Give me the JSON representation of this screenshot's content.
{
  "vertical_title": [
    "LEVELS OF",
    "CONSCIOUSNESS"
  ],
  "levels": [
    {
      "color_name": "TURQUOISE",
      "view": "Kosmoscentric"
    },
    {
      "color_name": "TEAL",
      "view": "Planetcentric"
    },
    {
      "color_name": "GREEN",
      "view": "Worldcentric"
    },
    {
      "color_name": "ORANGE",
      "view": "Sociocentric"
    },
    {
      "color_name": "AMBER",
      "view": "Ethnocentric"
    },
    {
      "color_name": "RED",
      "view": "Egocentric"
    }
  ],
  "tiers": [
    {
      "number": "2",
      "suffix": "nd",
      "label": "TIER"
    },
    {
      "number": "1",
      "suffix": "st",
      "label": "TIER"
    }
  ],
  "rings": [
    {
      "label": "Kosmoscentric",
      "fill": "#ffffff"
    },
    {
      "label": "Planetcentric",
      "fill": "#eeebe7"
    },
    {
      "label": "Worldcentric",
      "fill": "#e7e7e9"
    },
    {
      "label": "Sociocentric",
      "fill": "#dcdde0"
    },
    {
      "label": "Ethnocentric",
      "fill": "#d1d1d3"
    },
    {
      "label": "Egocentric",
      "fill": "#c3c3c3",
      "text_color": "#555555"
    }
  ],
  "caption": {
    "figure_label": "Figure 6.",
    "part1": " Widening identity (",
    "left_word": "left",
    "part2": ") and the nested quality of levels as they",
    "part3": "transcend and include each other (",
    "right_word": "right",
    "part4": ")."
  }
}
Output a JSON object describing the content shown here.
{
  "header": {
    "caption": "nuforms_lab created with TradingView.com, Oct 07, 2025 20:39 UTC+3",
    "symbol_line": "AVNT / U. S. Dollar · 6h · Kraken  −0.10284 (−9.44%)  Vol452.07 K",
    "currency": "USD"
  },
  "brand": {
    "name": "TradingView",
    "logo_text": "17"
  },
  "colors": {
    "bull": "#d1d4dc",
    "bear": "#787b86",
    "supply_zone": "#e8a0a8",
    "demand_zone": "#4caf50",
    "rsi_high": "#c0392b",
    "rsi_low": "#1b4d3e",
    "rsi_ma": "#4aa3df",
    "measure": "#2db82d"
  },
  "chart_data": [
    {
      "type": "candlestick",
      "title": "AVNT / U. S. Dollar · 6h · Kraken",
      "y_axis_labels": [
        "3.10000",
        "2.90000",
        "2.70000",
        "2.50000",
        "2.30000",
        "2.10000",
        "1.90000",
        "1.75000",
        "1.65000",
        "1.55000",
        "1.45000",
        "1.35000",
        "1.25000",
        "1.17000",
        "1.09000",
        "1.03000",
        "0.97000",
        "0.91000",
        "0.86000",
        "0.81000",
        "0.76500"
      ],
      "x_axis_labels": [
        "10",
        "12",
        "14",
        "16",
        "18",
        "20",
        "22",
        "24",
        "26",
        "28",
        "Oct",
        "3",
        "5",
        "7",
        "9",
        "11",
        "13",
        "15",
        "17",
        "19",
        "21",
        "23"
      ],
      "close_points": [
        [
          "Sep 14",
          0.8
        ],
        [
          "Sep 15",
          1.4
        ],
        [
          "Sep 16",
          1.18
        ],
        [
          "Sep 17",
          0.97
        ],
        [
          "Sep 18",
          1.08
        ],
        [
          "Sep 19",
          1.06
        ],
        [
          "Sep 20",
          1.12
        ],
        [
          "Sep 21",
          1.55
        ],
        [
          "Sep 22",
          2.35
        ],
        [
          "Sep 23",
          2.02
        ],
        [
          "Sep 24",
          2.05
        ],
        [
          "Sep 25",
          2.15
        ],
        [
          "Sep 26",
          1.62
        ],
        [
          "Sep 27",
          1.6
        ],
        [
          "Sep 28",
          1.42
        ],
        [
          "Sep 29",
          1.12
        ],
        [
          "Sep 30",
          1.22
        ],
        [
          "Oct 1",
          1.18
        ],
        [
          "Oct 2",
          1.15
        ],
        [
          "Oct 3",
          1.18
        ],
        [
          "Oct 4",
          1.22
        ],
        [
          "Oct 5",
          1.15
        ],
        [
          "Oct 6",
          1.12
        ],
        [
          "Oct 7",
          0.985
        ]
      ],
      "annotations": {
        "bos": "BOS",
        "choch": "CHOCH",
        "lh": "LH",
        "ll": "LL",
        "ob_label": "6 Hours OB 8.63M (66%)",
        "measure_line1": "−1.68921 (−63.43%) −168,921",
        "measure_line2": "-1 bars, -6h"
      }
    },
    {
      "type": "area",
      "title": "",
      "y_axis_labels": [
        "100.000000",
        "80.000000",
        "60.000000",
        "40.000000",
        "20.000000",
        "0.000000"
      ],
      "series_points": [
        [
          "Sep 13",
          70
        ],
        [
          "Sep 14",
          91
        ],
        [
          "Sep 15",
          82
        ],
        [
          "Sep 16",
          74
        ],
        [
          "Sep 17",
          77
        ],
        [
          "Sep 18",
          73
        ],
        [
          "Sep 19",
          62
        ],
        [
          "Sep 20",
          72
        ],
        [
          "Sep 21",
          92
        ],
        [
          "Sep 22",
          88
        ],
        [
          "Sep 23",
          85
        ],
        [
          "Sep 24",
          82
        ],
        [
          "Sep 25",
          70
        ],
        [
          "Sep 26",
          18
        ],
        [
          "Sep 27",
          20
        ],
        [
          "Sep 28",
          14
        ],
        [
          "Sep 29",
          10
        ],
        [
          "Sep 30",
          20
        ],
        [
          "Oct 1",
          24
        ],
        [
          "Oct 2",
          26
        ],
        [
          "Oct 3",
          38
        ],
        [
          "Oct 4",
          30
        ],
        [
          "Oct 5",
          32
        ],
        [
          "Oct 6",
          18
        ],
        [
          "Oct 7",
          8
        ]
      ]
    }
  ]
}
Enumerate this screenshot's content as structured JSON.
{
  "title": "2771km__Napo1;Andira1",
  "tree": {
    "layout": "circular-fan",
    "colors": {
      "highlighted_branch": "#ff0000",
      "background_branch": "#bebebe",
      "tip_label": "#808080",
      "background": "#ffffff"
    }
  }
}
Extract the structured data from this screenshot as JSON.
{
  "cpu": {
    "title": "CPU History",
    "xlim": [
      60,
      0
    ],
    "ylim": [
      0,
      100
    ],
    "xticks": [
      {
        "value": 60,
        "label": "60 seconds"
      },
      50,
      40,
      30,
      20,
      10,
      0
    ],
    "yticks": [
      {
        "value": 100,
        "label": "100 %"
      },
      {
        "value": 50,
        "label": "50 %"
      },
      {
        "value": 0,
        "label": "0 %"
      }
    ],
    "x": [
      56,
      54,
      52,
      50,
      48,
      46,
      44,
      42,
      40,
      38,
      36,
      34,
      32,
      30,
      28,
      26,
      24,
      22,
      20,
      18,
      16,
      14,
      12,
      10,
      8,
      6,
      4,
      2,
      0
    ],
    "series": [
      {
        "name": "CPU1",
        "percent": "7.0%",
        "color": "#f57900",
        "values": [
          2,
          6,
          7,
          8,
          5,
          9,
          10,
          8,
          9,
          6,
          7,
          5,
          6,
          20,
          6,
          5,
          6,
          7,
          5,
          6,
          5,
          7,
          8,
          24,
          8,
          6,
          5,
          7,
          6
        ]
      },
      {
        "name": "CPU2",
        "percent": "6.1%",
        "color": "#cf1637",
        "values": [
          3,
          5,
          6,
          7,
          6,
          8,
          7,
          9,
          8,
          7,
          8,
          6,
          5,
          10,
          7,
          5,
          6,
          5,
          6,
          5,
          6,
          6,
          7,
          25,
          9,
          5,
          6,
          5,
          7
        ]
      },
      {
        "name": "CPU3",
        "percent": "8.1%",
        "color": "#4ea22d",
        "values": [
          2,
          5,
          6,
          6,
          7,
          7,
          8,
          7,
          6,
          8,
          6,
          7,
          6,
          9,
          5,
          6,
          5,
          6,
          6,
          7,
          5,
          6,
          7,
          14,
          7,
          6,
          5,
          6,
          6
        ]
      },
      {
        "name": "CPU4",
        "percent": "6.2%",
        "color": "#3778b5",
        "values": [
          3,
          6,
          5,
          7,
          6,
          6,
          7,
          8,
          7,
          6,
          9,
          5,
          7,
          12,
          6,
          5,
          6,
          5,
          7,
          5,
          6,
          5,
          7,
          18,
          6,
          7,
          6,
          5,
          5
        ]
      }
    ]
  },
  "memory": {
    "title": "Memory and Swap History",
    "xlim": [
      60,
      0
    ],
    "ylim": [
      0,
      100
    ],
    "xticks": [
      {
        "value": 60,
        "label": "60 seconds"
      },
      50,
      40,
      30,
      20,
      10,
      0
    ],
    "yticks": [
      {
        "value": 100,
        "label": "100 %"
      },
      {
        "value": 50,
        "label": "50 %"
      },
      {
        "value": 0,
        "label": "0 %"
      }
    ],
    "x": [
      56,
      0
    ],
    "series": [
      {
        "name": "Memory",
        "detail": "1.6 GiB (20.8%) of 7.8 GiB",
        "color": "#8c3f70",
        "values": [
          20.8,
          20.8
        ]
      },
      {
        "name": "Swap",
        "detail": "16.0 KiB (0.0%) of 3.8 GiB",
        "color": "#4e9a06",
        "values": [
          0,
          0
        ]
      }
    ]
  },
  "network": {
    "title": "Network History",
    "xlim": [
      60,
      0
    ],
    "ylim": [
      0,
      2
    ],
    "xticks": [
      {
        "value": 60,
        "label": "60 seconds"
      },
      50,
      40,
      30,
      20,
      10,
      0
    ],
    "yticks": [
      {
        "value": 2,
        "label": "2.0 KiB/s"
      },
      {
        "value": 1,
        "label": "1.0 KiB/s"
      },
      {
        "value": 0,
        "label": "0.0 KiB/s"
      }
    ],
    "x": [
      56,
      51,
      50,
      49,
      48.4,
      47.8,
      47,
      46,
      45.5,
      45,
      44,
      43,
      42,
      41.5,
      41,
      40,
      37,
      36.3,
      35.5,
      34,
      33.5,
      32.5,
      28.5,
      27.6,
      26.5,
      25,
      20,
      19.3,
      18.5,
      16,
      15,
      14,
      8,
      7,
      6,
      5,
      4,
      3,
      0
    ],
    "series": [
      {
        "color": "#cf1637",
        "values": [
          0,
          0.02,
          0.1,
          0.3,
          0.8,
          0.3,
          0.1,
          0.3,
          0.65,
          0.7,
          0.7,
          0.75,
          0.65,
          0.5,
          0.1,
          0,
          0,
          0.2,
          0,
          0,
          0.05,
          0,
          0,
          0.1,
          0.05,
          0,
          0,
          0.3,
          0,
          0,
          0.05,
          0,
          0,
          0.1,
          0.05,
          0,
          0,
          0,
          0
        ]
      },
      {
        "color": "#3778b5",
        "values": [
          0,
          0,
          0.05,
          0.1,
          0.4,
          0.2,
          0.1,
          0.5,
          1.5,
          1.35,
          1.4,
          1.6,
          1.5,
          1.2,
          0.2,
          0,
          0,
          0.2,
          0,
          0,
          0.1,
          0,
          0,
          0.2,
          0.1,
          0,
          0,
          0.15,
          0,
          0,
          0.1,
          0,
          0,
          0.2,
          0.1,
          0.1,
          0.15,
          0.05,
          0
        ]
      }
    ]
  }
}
################
* Exercise brief:
Leave out every line without the string "Swap" and copy the rest.

* The answer:
    "title": "Memory and Swap History",
        "name": "Swap",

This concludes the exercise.